A block of data
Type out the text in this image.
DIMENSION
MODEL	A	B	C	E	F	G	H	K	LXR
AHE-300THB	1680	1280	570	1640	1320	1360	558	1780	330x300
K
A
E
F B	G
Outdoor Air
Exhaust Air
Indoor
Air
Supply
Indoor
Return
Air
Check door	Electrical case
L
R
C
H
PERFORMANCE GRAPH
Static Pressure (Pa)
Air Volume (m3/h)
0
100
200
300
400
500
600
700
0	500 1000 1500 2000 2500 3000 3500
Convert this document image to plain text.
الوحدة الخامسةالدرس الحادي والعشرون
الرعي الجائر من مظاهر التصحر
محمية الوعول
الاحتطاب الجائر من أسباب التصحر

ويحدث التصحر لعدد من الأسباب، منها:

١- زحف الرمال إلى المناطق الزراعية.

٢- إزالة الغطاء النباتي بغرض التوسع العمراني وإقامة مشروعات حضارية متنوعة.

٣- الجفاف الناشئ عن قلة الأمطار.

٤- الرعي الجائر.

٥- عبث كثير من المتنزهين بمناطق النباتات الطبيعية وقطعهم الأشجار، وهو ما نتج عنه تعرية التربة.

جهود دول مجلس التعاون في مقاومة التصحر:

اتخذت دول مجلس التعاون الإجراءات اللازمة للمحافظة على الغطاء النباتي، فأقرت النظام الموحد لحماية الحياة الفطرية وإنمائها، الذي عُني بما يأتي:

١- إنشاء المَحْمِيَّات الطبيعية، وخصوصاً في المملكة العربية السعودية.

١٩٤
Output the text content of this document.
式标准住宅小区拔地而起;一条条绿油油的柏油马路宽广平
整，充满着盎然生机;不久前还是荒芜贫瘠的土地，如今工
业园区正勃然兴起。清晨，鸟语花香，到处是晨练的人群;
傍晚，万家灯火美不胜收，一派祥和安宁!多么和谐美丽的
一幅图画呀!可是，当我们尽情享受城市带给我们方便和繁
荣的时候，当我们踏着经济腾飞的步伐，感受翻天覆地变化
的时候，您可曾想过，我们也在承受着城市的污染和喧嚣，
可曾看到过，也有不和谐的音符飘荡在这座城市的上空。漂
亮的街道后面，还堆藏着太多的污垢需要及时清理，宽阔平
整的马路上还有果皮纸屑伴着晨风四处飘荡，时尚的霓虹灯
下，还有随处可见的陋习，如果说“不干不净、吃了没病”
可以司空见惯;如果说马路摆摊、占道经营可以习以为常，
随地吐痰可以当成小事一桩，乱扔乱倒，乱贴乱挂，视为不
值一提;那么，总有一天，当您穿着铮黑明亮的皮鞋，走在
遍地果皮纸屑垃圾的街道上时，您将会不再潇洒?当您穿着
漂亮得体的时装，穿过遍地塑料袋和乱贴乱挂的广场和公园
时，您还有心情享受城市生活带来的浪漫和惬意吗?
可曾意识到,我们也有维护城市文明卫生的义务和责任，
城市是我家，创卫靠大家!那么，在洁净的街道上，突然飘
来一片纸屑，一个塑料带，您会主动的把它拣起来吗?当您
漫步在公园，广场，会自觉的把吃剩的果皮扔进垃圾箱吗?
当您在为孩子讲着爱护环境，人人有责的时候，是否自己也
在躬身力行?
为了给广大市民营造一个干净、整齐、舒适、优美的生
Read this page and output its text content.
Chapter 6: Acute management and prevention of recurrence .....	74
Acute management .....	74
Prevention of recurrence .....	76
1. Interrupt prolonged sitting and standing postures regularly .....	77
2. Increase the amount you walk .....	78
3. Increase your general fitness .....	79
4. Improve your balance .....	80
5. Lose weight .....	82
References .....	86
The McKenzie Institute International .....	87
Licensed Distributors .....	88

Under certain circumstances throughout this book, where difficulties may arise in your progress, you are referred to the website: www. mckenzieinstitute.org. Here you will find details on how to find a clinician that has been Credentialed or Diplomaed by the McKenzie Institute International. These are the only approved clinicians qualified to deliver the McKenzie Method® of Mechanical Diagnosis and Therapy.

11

(EXERCISE PROMPT): All of the entries above should be written out again exactly.

(EXERCISE RESULT):
Type out the text in this image.
DIMENSION
MODEL	A	B	C	E	F	G	H	K	LXR
AHE-300THB	1680	1280	570	1640	1320	1360	558	1780	330x300
K
A
E
F B	G
Outdoor Air
Exhaust Air
Indoor
Air
Supply
Indoor
Return
Air
Check door	Electrical case
L
R
C
H
PERFORMANCE GRAPH
Static Pressure (Pa)
Air Volume (m3/h)
0
100
200
300
400
500
600
700
0	500 1000 1500 2000 2500 3000 3500
Convert this document image to plain text.
الوحدة الخامسةالدرس الحادي والعشرون
الرعي الجائر من مظاهر التصحر
محمية الوعول
الاحتطاب الجائر من أسباب التصحر

ويحدث التصحر لعدد من الأسباب، منها:

١- زحف الرمال إلى المناطق الزراعية.

٢- إزالة الغطاء النباتي بغرض التوسع العمراني وإقامة مشروعات حضارية متنوعة.

٣- الجفاف الناشئ عن قلة الأمطار.

٤- الرعي الجائر.

٥- عبث كثير من المتنزهين بمناطق النباتات الطبيعية وقطعهم الأشجار، وهو ما نتج عنه تعرية التربة.

جهود دول مجلس التعاون في مقاومة التصحر:

اتخذت دول مجلس التعاون الإجراءات اللازمة للمحافظة على الغطاء النباتي، فأقرت النظام الموحد لحماية الحياة الفطرية وإنمائها، الذي عُني بما يأتي:

١- إنشاء المَحْمِيَّات الطبيعية، وخصوصاً في المملكة العربية السعودية.

١٩٤
Output the text content of this document.
式标准住宅小区拔地而起;一条条绿油油的柏油马路宽广平
整，充满着盎然生机;不久前还是荒芜贫瘠的土地，如今工
业园区正勃然兴起。清晨，鸟语花香，到处是晨练的人群;
傍晚，万家灯火美不胜收，一派祥和安宁!多么和谐美丽的
一幅图画呀!可是，当我们尽情享受城市带给我们方便和繁
荣的时候，当我们踏着经济腾飞的步伐，感受翻天覆地变化
的时候，您可曾想过，我们也在承受着城市的污染和喧嚣，
可曾看到过，也有不和谐的音符飘荡在这座城市的上空。漂
亮的街道后面，还堆藏着太多的污垢需要及时清理，宽阔平
整的马路上还有果皮纸屑伴着晨风四处飘荡，时尚的霓虹灯
下，还有随处可见的陋习，如果说“不干不净、吃了没病”
可以司空见惯;如果说马路摆摊、占道经营可以习以为常，
随地吐痰可以当成小事一桩，乱扔乱倒，乱贴乱挂，视为不
值一提;那么，总有一天，当您穿着铮黑明亮的皮鞋，走在
遍地果皮纸屑垃圾的街道上时，您将会不再潇洒?当您穿着
漂亮得体的时装，穿过遍地塑料袋和乱贴乱挂的广场和公园
时，您还有心情享受城市生活带来的浪漫和惬意吗?
可曾意识到,我们也有维护城市文明卫生的义务和责任，
城市是我家，创卫靠大家!那么，在洁净的街道上，突然飘
来一片纸屑，一个塑料带，您会主动的把它拣起来吗?当您
漫步在公园，广场，会自觉的把吃剩的果皮扔进垃圾箱吗?
当您在为孩子讲着爱护环境，人人有责的时候，是否自己也
在躬身力行?
为了给广大市民营造一个干净、整齐、舒适、优美的生
Read this page and output its text content.
Chapter 6: Acute management and prevention of recurrence .....	74
Acute management .....	74
Prevention of recurrence .....	76
1. Interrupt prolonged sitting and standing postures regularly .....	77
2. Increase the amount you walk .....	78
3. Increase your general fitness .....	79
4. Improve your balance .....	80
5. Lose weight .....	82
References .....	86
The McKenzie Institute International .....	87
Licensed Distributors .....	88

Under certain circumstances throughout this book, where difficulties may arise in your progress, you are referred to the website: www. mckenzieinstitute.org. Here you will find details on how to find a clinician that has been Credentialed or Diplomaed by the McKenzie Institute International. These are the only approved clinicians qualified to deliver the McKenzie Method® of Mechanical Diagnosis and Therapy.

11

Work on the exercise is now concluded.